** Start PAGE EXCERPT **

Houghton, Moran and Whelan all made the 22-man squad bound for Italy, although Whelan was the one who struggled most with his fitness during the finals, making just one substitute appearance (against Holland).
McCarthy, meanwhile, had left Celtic at the end of the 1988-89 season and rolled the dice by signing for French club Lyon in World Cup year. Injury blighted his time in France and when he did return to fitness he couldn’t get back into the Lyon team.
With the World Cup finals fast approaching, McCarthy secured a loan move to Millwall.
“I played 10 games for Millwall in the First Division towards the end of that season,” says McCarthy, who captained the team in Italy.
“I came back to play in a World Cup because I wouldn’t have played otherwise.
“Remi Garde and Bruno nGotty were in the Lyon team. I was injured but I wasn’t stupid. I knew I wasn’t getting back in the team the way they were playing, so I came back to Millwall and had the games I had and went to the World Cup.”
The Republic were never a free-flowing, goal-scoring outfit. They’d mined just two goals in four games in reaching the quarter-final stages.
There was infinitely more pizzazz surrounding the Italian national team. Serie A, after all, was still the exciting hub of European football where the best players in the world flocked.
In 1990, Walter Zenga of Inter Milan was regarded as one of the best goalkeepers around. Franco Baresi and Paolo Maldini were already greats of the game and their AC Milan team-mate and wide player Roberto Donadoni, still only 27, was at the peak of his powers.
Up to that point, Italy had played all their games in Rome’s fabulous Olympic Stadium and were entirely dominant in the group stages against Austria (1-0), USA (1-0) and Czechoslovakia (2-0), but they were far from prolific scorers themselves.
Although they hadn’t conceded a goal in reaching the last eight, Azeglio Vicini was still trying to come up with the right formula in the Azzurri attack.
Vicini started the tournament with Sampdoria’s Gianluca Vialli and Napoli’s Andrea Carnavale of Napoli up front but before the group stages had concluded, Roberto Baggio and ‘Toto’ Schillaci were the chosen two.
Baggio was one of the shining stars of Italian football producing endless brilliance at Fiorentina, which earned him a big-money move to Juventus after the World Cup where he would team up with Schillaci again – a £3.5m signing from little-known Messina at the start of the 1989-90 season.
It took the Italians a while to break down the defensive-minded Uruguayans in their last 16 clash before second-half goals from Schillaci and substitute Aldo Serena settled the home supporters' nerves.

** End PAGE EXCERPT **
** Start DATASET RECORDS **

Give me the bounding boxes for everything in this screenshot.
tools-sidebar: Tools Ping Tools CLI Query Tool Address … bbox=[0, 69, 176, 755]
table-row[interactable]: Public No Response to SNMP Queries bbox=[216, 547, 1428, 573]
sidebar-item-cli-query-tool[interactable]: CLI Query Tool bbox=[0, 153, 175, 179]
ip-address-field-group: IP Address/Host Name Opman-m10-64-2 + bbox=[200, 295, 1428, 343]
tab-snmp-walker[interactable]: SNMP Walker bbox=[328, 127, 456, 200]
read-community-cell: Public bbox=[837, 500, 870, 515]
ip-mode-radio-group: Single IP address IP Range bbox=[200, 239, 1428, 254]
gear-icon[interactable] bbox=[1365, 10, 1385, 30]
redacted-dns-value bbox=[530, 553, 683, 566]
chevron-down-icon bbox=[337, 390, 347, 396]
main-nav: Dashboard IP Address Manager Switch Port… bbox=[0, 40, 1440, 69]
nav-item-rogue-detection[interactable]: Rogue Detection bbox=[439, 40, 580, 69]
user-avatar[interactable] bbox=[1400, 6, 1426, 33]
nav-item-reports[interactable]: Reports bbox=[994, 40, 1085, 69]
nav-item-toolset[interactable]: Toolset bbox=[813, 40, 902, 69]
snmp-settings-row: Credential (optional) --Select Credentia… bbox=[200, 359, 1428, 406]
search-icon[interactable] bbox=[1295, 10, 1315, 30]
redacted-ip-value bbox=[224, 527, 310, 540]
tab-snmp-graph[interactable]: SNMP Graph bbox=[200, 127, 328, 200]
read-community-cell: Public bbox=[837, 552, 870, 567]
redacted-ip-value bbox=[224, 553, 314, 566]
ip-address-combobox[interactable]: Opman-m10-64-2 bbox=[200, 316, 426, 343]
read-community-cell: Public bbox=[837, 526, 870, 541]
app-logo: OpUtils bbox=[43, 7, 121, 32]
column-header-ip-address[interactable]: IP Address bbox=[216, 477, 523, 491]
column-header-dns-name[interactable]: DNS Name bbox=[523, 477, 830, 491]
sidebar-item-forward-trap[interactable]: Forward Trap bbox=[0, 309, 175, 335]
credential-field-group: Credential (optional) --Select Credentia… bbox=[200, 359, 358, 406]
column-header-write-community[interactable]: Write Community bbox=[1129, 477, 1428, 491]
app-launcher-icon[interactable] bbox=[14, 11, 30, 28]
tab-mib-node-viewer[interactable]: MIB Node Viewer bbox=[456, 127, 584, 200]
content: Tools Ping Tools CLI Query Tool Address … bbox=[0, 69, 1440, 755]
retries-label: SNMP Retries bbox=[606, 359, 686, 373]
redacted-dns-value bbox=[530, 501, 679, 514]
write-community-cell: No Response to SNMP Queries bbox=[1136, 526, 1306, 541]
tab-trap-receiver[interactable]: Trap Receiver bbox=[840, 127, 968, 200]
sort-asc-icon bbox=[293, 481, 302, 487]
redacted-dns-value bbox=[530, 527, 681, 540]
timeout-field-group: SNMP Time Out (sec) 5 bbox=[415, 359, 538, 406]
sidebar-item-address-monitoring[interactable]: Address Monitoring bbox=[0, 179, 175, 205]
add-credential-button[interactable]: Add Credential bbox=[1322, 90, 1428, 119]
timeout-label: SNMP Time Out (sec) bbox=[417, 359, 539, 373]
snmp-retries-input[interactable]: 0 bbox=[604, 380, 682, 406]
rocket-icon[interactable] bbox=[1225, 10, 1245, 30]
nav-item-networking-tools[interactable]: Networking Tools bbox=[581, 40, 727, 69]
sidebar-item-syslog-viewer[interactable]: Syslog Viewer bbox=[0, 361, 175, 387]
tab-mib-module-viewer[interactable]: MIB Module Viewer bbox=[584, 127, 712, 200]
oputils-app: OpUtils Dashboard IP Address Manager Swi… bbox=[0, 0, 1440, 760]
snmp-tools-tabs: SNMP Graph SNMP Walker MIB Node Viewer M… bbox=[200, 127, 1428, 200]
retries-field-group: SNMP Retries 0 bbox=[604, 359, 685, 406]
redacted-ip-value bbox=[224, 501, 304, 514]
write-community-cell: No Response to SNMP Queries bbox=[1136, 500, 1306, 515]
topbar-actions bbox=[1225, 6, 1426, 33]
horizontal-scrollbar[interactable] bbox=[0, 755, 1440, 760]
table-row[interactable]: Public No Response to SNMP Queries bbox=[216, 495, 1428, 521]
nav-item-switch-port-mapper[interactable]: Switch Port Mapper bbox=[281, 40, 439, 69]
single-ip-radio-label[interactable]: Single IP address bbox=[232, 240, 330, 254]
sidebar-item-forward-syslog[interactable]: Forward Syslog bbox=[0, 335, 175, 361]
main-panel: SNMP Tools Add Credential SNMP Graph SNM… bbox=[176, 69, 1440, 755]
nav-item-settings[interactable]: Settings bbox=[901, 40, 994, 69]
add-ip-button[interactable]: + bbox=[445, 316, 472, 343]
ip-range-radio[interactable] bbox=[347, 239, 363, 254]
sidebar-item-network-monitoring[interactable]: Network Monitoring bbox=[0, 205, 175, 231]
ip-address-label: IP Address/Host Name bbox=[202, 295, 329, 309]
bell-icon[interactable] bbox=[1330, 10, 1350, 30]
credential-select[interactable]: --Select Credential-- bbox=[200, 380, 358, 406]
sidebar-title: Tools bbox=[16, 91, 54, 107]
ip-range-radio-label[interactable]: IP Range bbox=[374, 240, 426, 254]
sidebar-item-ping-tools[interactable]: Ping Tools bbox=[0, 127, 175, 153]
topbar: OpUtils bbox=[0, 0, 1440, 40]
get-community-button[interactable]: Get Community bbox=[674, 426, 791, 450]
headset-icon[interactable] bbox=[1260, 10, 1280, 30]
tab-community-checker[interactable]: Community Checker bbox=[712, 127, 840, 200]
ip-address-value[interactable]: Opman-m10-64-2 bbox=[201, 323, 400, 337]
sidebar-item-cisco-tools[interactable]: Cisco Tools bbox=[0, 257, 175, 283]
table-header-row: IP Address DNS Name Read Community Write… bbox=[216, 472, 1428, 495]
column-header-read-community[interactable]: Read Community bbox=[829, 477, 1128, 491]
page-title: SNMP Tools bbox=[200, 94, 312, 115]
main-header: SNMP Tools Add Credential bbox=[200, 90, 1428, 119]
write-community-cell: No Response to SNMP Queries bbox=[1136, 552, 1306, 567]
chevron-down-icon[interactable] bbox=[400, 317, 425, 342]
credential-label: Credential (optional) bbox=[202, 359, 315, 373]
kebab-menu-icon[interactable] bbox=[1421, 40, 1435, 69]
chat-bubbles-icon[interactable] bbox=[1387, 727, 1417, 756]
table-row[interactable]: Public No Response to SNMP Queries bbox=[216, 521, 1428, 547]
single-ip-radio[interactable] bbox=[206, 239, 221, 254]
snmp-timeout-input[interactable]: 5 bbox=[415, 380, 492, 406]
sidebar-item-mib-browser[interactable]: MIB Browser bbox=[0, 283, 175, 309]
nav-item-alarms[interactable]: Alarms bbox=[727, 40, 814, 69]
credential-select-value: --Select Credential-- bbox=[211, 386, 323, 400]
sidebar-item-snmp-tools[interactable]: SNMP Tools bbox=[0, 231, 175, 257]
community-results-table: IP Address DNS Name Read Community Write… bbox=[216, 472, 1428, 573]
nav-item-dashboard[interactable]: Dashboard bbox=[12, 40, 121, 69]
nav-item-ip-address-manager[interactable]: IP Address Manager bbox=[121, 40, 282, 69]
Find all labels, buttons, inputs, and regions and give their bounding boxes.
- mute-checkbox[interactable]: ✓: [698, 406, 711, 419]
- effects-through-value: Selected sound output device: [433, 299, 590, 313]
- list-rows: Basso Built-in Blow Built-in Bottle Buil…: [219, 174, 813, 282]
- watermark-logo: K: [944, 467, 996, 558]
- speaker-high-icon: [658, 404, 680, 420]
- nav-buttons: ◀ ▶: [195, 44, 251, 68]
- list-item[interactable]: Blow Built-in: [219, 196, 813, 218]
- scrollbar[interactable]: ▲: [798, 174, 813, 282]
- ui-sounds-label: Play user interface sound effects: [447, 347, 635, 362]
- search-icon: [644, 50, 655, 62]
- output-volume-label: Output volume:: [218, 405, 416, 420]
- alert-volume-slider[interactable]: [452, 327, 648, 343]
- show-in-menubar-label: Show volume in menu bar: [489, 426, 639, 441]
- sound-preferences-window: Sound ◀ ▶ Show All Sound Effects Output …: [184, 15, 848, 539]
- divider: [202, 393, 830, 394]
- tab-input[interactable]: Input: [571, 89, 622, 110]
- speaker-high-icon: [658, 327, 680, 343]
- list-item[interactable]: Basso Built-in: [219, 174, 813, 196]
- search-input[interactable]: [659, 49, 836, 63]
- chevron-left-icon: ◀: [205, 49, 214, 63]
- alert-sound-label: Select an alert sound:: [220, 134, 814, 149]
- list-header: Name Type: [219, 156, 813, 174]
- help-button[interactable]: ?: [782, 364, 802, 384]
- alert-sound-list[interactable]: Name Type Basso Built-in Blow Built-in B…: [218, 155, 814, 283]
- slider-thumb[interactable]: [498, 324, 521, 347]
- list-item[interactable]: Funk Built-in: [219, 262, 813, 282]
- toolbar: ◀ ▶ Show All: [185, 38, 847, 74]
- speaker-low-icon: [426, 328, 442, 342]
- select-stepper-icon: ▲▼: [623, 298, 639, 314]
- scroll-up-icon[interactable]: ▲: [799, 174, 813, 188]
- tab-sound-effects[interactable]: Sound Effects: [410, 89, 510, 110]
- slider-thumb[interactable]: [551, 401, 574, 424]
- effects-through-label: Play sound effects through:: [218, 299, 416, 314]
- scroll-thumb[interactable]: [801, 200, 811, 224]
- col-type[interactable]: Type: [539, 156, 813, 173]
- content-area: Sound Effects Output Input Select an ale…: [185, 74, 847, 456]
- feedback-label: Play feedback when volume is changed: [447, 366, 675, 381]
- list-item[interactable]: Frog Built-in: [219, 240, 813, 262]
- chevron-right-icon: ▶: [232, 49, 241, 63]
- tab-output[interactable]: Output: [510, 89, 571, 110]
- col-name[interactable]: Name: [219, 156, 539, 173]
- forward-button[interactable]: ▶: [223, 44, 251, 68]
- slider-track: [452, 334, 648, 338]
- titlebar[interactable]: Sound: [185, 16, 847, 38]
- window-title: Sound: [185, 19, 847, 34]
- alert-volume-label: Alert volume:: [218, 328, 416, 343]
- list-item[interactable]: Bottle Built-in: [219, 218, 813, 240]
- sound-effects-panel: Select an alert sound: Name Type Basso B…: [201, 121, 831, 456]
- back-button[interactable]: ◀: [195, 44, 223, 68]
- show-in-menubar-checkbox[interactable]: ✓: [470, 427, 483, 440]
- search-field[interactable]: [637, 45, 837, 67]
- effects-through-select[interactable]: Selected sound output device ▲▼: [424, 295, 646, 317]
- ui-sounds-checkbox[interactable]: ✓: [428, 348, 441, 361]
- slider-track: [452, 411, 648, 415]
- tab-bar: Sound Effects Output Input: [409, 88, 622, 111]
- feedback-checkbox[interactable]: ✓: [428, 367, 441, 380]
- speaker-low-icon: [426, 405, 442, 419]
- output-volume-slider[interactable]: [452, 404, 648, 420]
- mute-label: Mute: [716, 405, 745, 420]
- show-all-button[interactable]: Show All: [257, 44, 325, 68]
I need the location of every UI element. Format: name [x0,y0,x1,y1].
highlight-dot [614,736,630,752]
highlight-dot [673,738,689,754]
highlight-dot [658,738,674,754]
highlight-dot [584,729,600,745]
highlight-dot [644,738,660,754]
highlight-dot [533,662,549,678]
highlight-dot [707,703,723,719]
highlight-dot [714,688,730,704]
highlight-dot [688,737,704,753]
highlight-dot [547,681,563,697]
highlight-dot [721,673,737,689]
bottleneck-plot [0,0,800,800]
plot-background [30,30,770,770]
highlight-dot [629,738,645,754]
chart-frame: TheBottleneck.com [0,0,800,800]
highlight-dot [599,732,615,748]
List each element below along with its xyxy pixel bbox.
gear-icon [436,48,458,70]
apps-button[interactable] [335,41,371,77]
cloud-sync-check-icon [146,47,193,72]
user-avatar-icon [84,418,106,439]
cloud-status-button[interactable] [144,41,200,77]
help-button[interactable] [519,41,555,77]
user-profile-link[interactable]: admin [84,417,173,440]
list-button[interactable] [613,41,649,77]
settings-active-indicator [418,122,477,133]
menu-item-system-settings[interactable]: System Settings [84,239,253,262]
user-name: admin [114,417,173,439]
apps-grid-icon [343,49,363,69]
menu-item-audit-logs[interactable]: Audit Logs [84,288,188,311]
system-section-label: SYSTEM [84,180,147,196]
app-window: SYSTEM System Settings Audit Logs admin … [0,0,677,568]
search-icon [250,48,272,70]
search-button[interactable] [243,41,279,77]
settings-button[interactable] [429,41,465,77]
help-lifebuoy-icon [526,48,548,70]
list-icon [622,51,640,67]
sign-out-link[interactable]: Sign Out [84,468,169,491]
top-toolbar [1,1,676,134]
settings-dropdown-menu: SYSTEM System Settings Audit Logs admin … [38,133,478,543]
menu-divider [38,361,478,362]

** End DATASET RECORDS **

#### WRITTEN REQUEST
Continue the piece on Ireland and Italy at the 1990 World Cup from its last sentence onward.

#### WRITTEN RESPONSE
While Vicini was chopping and changing his line-up, Charlton had an altogether more settled unit.
After the scoreless draw against Egypt in the group stages, Niall Quinn replaced Tony Cascarino in attack, which proved the only tweak Charlton made in five games.
“If you went through our team, they all had success, they had that winning knowledge,” notes Houghton.
“We had players who had experience of winning – and that kept us in good stead. We knew what Jack wanted too. We didn’t score a lot of goals but we didn’t concede that many either. We knew each other’s job, we worked hard for each other – when you looked across the park you had Moran, McCarthy, McGrath, and you always knew: ‘We’re going to be alright here today.’”
“You talk about attacking full-backs now,” McCarthy says. “That was there back then. Chris Morris was fabulous going forward, so was ‘Stan’ [Steve Staunton] who was one of the best full-backs around.
“Mind you, they had Maldini who was only 19 at the time and [Franco] Baresi was one of the best of all-time. They had Donadoni too. They were a fabulous team.
“We were probably the oldest team in the competition, certainly one of them. At that stage I was 31, Kevin Moran was older than me… we were a very experienced team but we also believed in ourselves.
“Going into the Italy game, there was no fear from us - none whatsoever. We had respect for them, we were aware of their qualities.
“It was a great occasion to be part of – that’s what we thought about it. We had a few beers after we beat Romania, we had a great night in Rapallo and the day after we knuckled down and started getting ready for it. We were never concerned about it and I think you could see that in our approach.”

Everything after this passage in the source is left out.